All of the data that follows should be retyped exactly, please, except the pictures.

----- SUPPLIED MATERIAL -----

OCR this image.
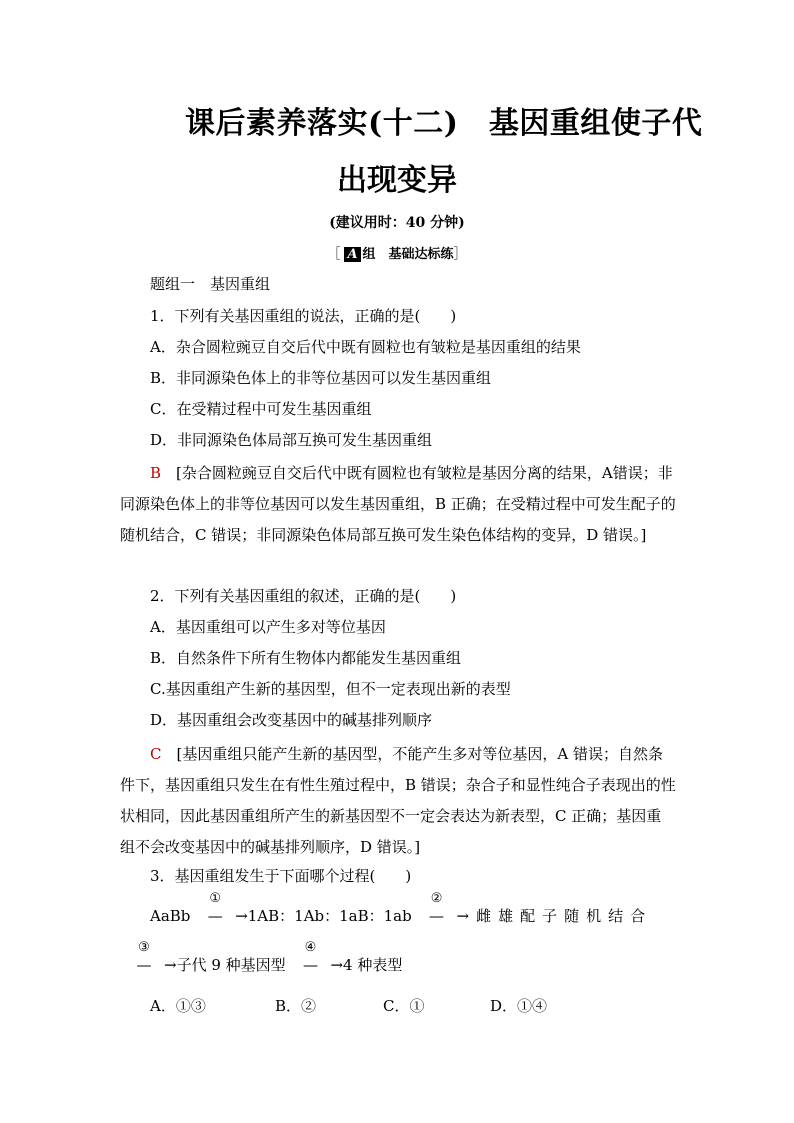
课后素养落实(十二)　基因重组使子代
出现变异
(建议用时：40 分钟)
［ A 组　基础达标练］
题组一　基因重组
1．下列有关基因重组的说法，正确的是(　　)
A．杂合圆粒豌豆自交后代中既有圆粒也有皱粒是基因重组的结果
B．非同源染色体上的非等位基因可以发生基因重组
C．在受精过程中可发生基因重组
D．非同源染色体局部互换可发生基因重组
B　 [杂合圆粒豌豆自交后代中既有圆粒也有皱粒是基因分离的结果，A错误；非同源染色体上的非等位基因可以发生基因重组，B 正确；在受精过程中可发生配子的随机结合，C 错误；非同源染色体局部互换可发生染色体结构的变异，D 错误。]
2．下列有关基因重组的叙述，正确的是(　　)
A．基因重组可以产生多对等位基因
B．自然条件下所有生物体内都能发生基因重组
C.基因重组产生新的基因型，但不一定表现出新的表型
D．基因重组会改变基因中的碱基排列顺序
C　 [基因重组只能产生新的基因型，不能产生多对等位基因，A 错误；自然条件下，基因重组只发生在有性生殖过程中，B 错误；杂合子和显性纯合子表现出的性状相同，因此基因重组所产生的新基因型不一定会表达为新表型，C 正确；基因重组不会改变基因中的碱基排列顺序，D 错误。]
3．基因重组发生于下面哪个过程(　　)
AaBb
①
— →1AB：1Ab：1aB：1ab
②
— →雌雄配子随机结合
③
— →子代 9 种基因型
④
— →4 种表型
A．①③	B．②	C．①	D．①④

-----

■ **ANSWER FOR THE TASK**
OCR this image.
课后素养落实(十二)　基因重组使子代
出现变异
(建议用时：40 分钟)
［ A 组　基础达标练］
题组一　基因重组
1．下列有关基因重组的说法，正确的是(　　)
A．杂合圆粒豌豆自交后代中既有圆粒也有皱粒是基因重组的结果
B．非同源染色体上的非等位基因可以发生基因重组
C．在受精过程中可发生基因重组
D．非同源染色体局部互换可发生基因重组
B　 [杂合圆粒豌豆自交后代中既有圆粒也有皱粒是基因分离的结果，A错误；非同源染色体上的非等位基因可以发生基因重组，B 正确；在受精过程中可发生配子的随机结合，C 错误；非同源染色体局部互换可发生染色体结构的变异，D 错误。]
2．下列有关基因重组的叙述，正确的是(　　)
A．基因重组可以产生多对等位基因
B．自然条件下所有生物体内都能发生基因重组
C.基因重组产生新的基因型，但不一定表现出新的表型
D．基因重组会改变基因中的碱基排列顺序
C　 [基因重组只能产生新的基因型，不能产生多对等位基因，A 错误；自然条件下，基因重组只发生在有性生殖过程中，B 错误；杂合子和显性纯合子表现出的性状相同，因此基因重组所产生的新基因型不一定会表达为新表型，C 正确；基因重组不会改变基因中的碱基排列顺序，D 错误。]
3．基因重组发生于下面哪个过程(　　)
AaBb
①
— →1AB：1Ab：1aB：1ab
②
— →雌雄配子随机结合
③
— →子代 9 种基因型
④
— →4 种表型
A．①③	B．②	C．①	D．①④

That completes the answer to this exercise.